→ **Exercise aim**
In the material below, identify each line bearing the word "duration". Reproduce those lines.

# START OF Task input

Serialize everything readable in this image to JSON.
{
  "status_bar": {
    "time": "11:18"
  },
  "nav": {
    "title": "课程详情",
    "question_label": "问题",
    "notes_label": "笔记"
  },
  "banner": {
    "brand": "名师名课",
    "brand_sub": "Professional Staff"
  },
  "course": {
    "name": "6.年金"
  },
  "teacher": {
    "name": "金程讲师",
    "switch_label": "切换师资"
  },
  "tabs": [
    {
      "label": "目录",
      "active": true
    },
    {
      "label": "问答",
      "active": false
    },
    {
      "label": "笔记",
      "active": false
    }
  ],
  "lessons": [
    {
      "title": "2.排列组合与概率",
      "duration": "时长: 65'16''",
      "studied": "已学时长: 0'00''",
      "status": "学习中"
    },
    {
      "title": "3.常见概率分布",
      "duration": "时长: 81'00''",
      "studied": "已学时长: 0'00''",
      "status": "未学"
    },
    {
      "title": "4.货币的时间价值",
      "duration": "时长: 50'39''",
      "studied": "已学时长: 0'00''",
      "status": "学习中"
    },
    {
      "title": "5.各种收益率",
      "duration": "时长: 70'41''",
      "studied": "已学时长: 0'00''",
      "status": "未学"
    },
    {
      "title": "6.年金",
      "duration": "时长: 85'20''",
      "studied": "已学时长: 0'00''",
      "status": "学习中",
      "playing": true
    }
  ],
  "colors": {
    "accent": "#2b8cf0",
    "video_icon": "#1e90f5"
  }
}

# END OF Task input

→ **Solution**
      "duration": "时长: 65'16''",
      "duration": "时长: 81'00''",
      "duration": "时长: 50'39''",
      "duration": "时长: 70'41''",
      "duration": "时长: 85'20''",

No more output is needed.